What you need to do: Present every line in which the string "النبي" appears.

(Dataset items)
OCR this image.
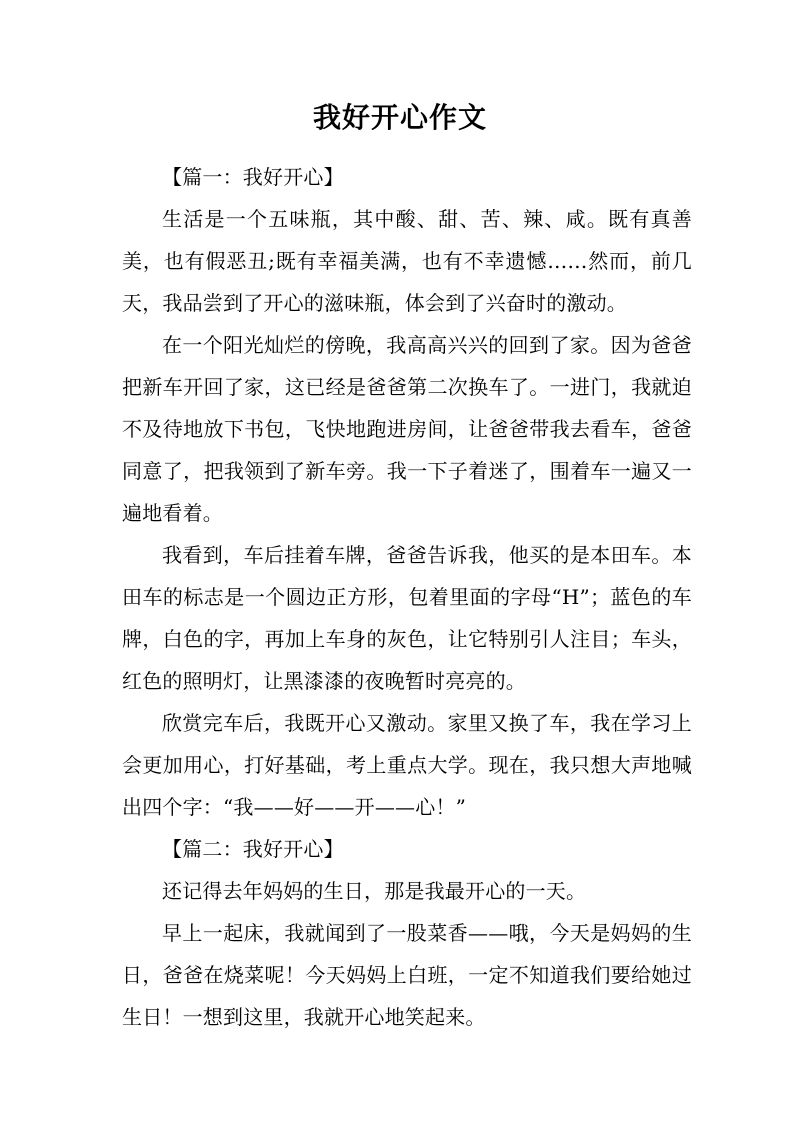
我好开心作文

【篇一：我好开心】

生活是一个五味瓶，其中酸、甜、苦、辣、咸。既有真善美，也有假恶丑;既有幸福美满，也有不幸遗憾……然而，前几天，我品尝到了开心的滋味瓶，体会到了兴奋时的激动。

在一个阳光灿烂的傍晚，我高高兴兴的回到了家。因为爸爸把新车开回了家，这已经是爸爸第二次换车了。一进门，我就迫不及待地放下书包，飞快地跑进房间，让爸爸带我去看车，爸爸同意了，把我领到了新车旁。我一下子着迷了，围着车一遍又一遍地看着。

我看到，车后挂着车牌，爸爸告诉我，他买的是本田车。本田车的标志是一个圆边正方形，包着里面的字母“H”；蓝色的车牌，白色的字，再加上车身的灰色，让它特别引人注目；车头，红色的照明灯，让黑漆漆的夜晚暂时亮亮的。

欣赏完车后，我既开心又激动。家里又换了车，我在学习上会更加用心，打好基础，考上重点大学。现在，我只想大声地喊出四个字：“我——好——开——心！”

【篇二：我好开心】

还记得去年妈妈的生日，那是我最开心的一天。

早上一起床，我就闻到了一股菜香——哦，今天是妈妈的生日，爸爸在烧菜呢！今天妈妈上白班，一定不知道我们要给她过生日！一想到这里，我就开心地笑起来。
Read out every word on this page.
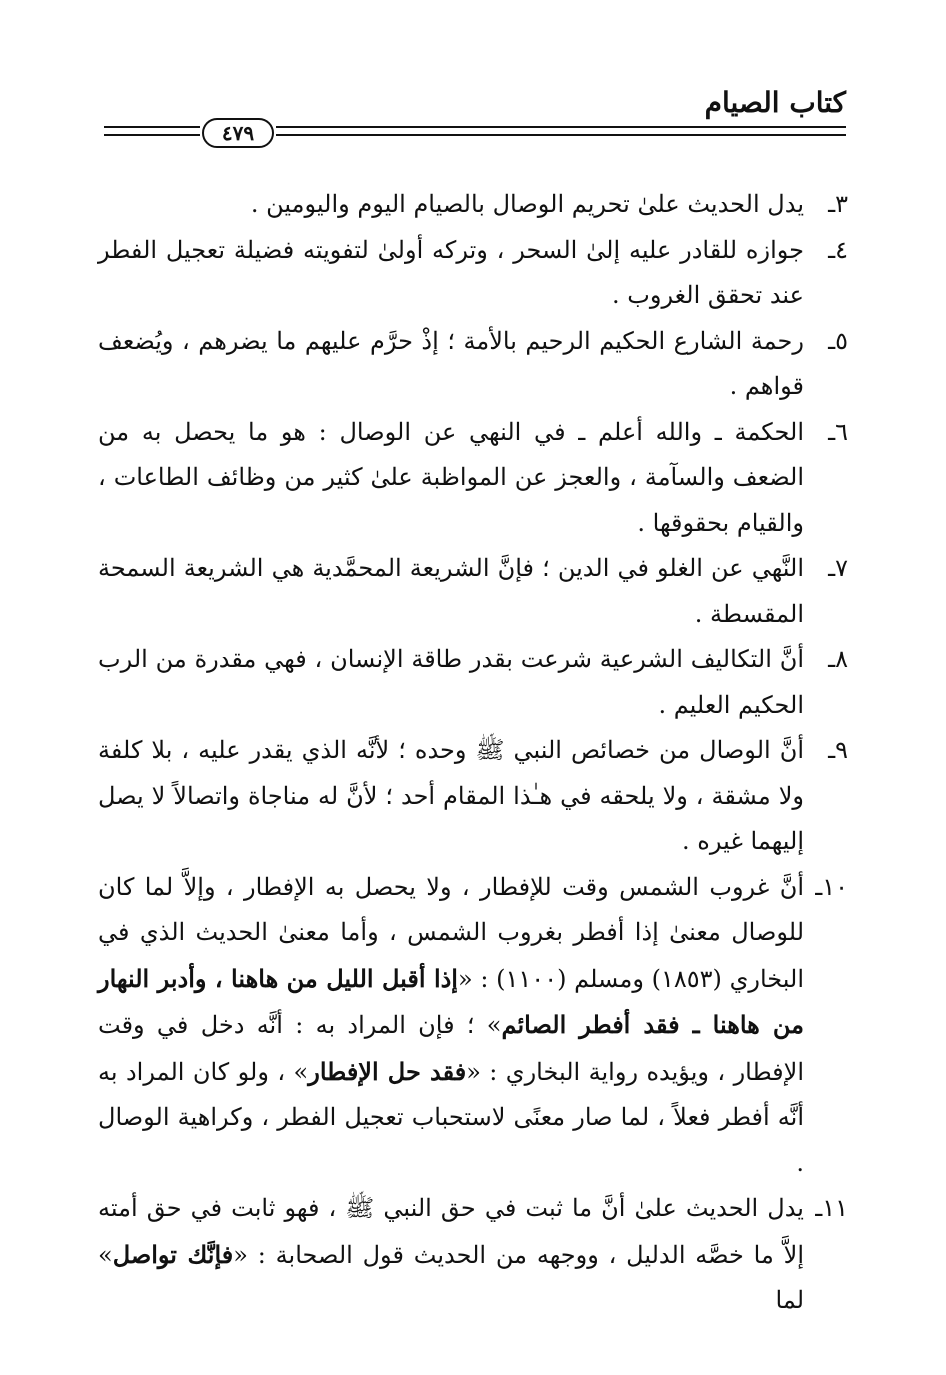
كتاب الصيام
٤٧٩

٣ـيدل الحديث علىٰ تحريم الوصال بالصيام اليوم واليومين .

٤ـجوازه للقادر عليه إلىٰ السحر ، وتركه أولىٰ لتفويته فضيلة تعجيل الفطر عند تحقق الغروب .

٥ـرحمة الشارع الحكيم الرحيم بالأمة ؛ إذْ حرَّم عليهم ما يضرهم ، ويُضعف قواهم .

٦ـالحكمة ـ والله أعلم ـ في النهي عن الوصال : هو ما يحصل به من الضعف والسآمة ، والعجز عن المواظبة علىٰ كثير من وظائف الطاعات ، والقيام بحقوقها .

٧ـالنَّهي عن الغلو في الدين ؛ فإنَّ الشريعة المحمَّدية هي الشريعة السمحة المقسطة .

٨ـأنَّ التكاليف الشرعية شرعت بقدر طاقة الإنسان ، فهي مقدرة من الرب الحكيم العليم .

٩ـأنَّ الوصال من خصائص النبي ﷺ وحده ؛ لأنَّه الذي يقدر عليه ، بلا كلفة ولا مشقة ، ولا يلحقه في هـٰذا المقام أحد ؛ لأنَّ له مناجاة واتصالاً لا يصل إليهما غيره .

١٠ـأنَّ غروب الشمس وقت للإفطار ، ولا يحصل به الإفطار ، وإلاَّ لما كان للوصال معنىٰ إذا أفطر بغروب الشمس ، وأما معنىٰ الحديث الذي في البخاري (١٨٥٣) ومسلم (١١٠٠) : «إذا أقبل الليل من هاهنا ، وأدبر النهار من هاهنا ـ فقد أفطر الصائم» ؛ فإن المراد به : أنَّه دخل في وقت الإفطار ، ويؤيده رواية البخاري : «فقد حل الإفطار» ، ولو كان المراد به أنَّه أفطر فعلاً ، لما صار معنًى لاستحباب تعجيل الفطر ، وكراهية الوصال .

١١ـيدل الحديث علىٰ أنَّ ما ثبت في حق النبي ﷺ ، فهو ثابت في حق أمته إلاَّ ما خصَّه الدليل ، ووجهه من الحديث قول الصحابة : «فإنَّك تواصل» لما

Solution to the exercise:
٩ـأنَّ الوصال من خصائص النبي ﷺ وحده ؛ لأنَّه الذي يقدر عليه ، بلا كلفة ولا مشقة ، ولا يلحقه في هـٰذا المقام أحد ؛ لأنَّ له مناجاة واتصالاً لا يصل إليهما غيره .
١١ـيدل الحديث علىٰ أنَّ ما ثبت في حق النبي ﷺ ، فهو ثابت في حق أمته إلاَّ ما خصَّه الدليل ، ووجهه من الحديث قول الصحابة : «فإنَّك تواصل» لما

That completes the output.